Your task is to copy every line of the records below that contains "this".

* Start Extracted material *

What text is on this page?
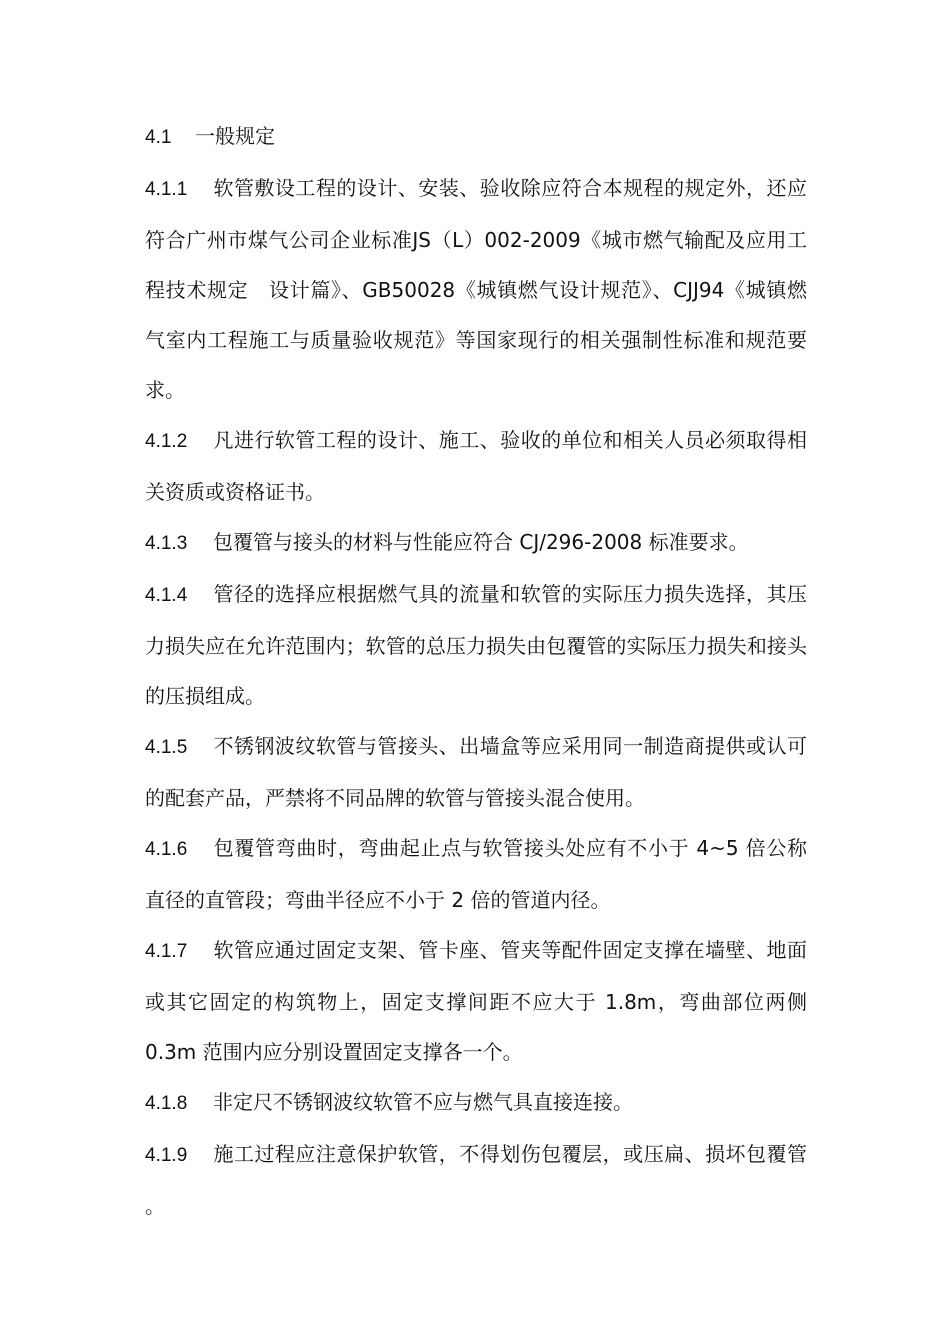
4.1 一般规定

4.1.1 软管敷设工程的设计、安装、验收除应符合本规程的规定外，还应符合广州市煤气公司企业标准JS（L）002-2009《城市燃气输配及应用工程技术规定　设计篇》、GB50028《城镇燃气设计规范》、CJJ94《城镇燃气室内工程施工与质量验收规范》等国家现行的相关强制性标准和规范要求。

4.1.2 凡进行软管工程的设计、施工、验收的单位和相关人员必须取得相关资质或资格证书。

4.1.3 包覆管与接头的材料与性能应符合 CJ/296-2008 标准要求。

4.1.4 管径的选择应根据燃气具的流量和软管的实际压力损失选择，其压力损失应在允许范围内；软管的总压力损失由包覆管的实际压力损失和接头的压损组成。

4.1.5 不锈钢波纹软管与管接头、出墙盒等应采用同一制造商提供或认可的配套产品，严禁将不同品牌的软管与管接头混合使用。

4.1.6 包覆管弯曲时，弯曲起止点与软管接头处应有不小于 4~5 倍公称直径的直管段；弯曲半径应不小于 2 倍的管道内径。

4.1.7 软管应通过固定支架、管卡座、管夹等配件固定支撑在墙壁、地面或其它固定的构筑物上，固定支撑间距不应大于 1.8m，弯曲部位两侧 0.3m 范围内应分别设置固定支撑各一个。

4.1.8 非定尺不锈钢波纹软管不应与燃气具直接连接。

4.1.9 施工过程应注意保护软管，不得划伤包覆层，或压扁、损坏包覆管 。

* End Extracted material *
* Start Extracted material *

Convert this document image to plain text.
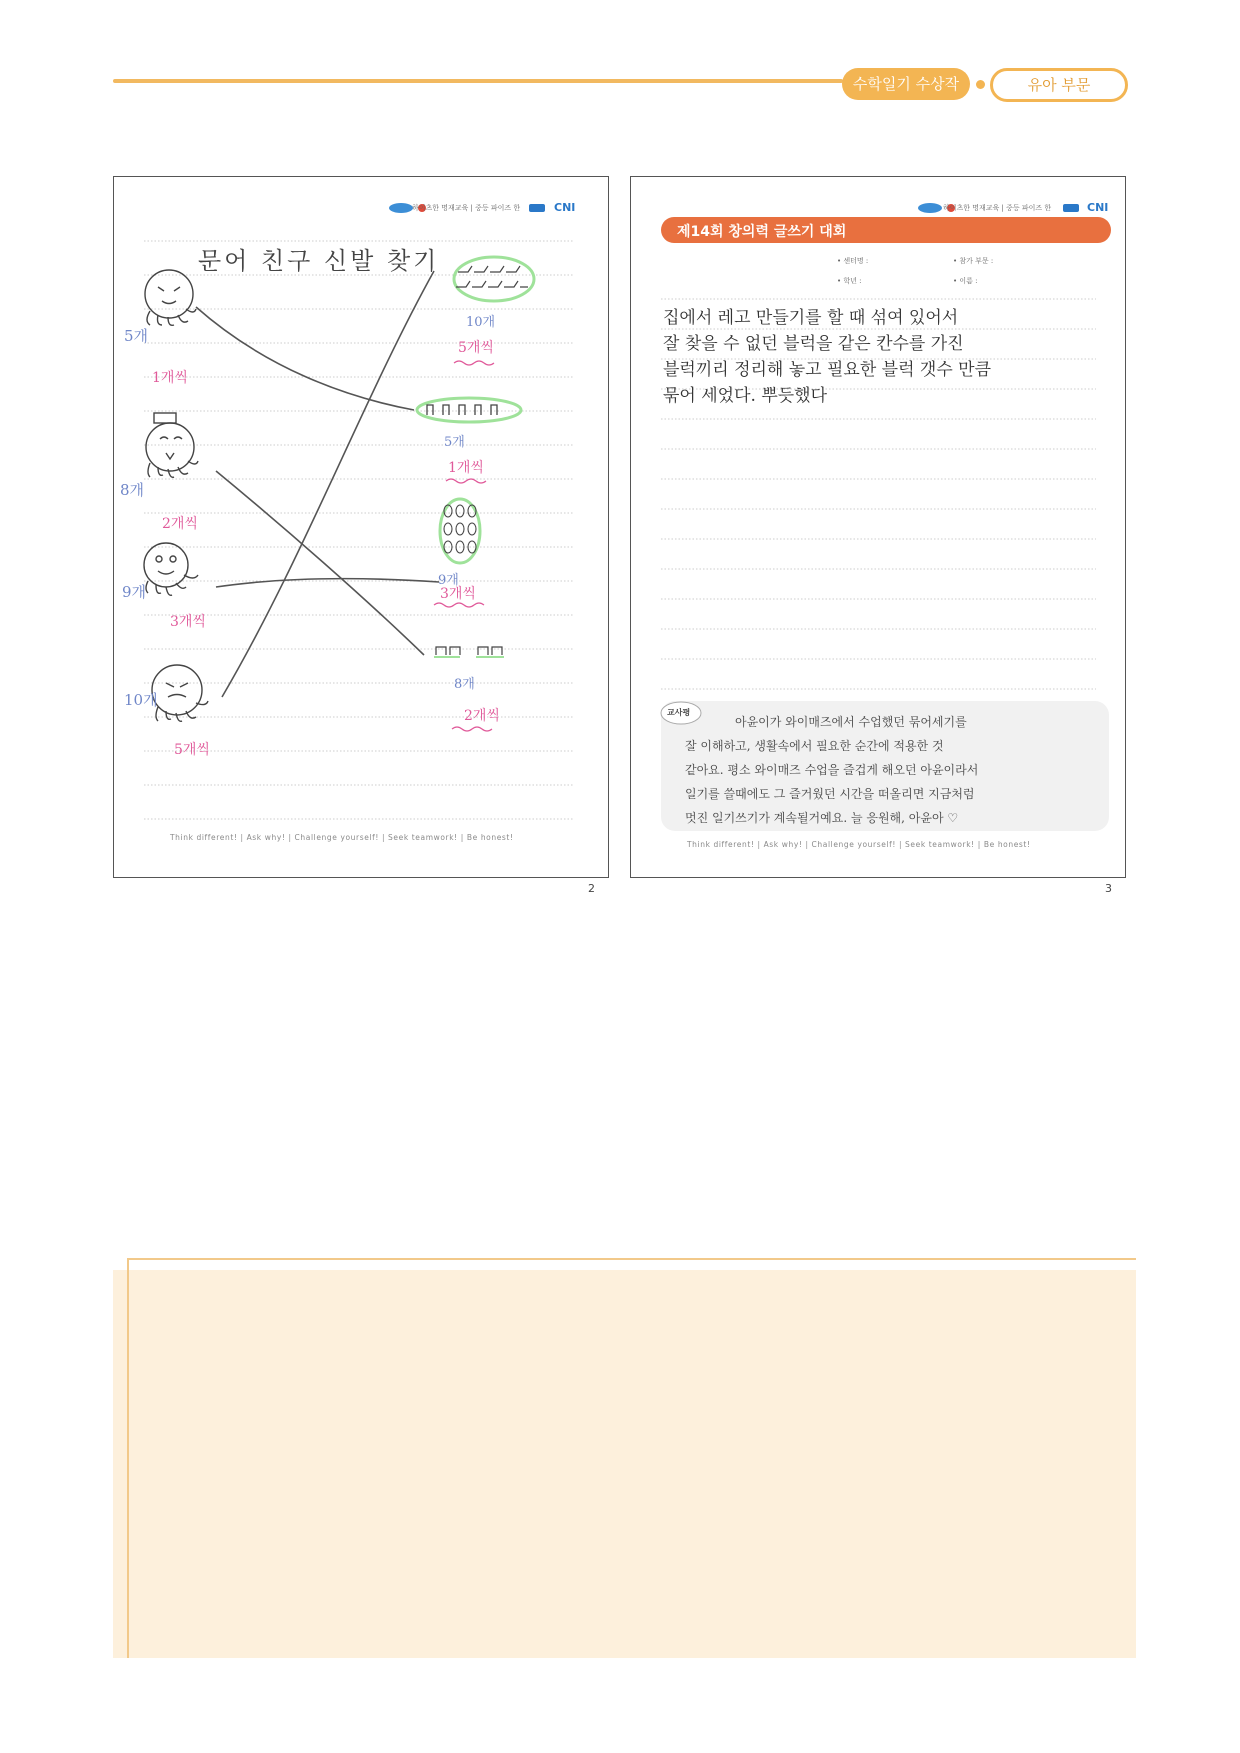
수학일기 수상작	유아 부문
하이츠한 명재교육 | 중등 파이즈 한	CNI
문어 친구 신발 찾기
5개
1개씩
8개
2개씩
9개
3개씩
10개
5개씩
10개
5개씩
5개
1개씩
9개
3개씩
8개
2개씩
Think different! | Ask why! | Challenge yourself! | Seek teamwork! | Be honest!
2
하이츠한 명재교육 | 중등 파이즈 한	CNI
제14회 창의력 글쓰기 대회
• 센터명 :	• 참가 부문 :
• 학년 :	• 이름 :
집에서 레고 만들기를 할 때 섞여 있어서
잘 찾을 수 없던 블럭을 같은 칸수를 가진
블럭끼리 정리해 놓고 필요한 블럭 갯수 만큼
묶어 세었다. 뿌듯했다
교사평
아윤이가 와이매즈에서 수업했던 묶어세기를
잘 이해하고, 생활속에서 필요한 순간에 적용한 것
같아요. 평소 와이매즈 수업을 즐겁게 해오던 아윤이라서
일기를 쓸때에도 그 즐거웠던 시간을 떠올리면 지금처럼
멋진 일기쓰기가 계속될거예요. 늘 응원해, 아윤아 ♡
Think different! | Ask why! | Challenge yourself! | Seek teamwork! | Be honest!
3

* End Extracted material *

• **Worked solution**:
What text is on this page?
Convert this document image to plain text.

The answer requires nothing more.